DIRECTIVE: Take the data that follows and retype it word for word.
═══ EXCERPTED DATA
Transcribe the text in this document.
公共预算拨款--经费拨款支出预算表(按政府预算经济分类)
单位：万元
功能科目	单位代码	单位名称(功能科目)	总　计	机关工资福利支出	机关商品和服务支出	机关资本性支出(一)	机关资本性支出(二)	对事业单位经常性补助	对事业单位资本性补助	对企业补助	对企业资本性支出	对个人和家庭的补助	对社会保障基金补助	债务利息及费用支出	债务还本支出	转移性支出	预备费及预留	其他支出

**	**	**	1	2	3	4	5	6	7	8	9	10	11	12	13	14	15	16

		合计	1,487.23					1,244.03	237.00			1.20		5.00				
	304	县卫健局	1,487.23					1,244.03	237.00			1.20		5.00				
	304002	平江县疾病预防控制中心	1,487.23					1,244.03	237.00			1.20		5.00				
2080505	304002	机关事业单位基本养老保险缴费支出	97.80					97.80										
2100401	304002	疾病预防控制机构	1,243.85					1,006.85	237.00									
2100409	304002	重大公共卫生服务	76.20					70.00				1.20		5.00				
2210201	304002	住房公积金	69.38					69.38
══════
THE RESPONSE:
Transcribe the text in this document.
公共预算拨款--经费拨款支出预算表(按政府预算经济分类)
单位：万元
功能科目	单位代码	单位名称(功能科目)	总　计	机关工资福利支出	机关商品和服务支出	机关资本性支出(一)	机关资本性支出(二)	对事业单位经常性补助	对事业单位资本性补助	对企业补助	对企业资本性支出	对个人和家庭的补助	对社会保障基金补助	债务利息及费用支出	债务还本支出	转移性支出	预备费及预留	其他支出

**	**	**	1	2	3	4	5	6	7	8	9	10	11	12	13	14	15	16

		合计	1,487.23					1,244.03	237.00			1.20		5.00				
	304	县卫健局	1,487.23					1,244.03	237.00			1.20		5.00				
	304002	平江县疾病预防控制中心	1,487.23					1,244.03	237.00			1.20		5.00				
2080505	304002	机关事业单位基本养老保险缴费支出	97.80					97.80										
2100401	304002	疾病预防控制机构	1,243.85					1,006.85	237.00									
2100409	304002	重大公共卫生服务	76.20					70.00				1.20		5.00				
2210201	304002	住房公积金	69.38					69.38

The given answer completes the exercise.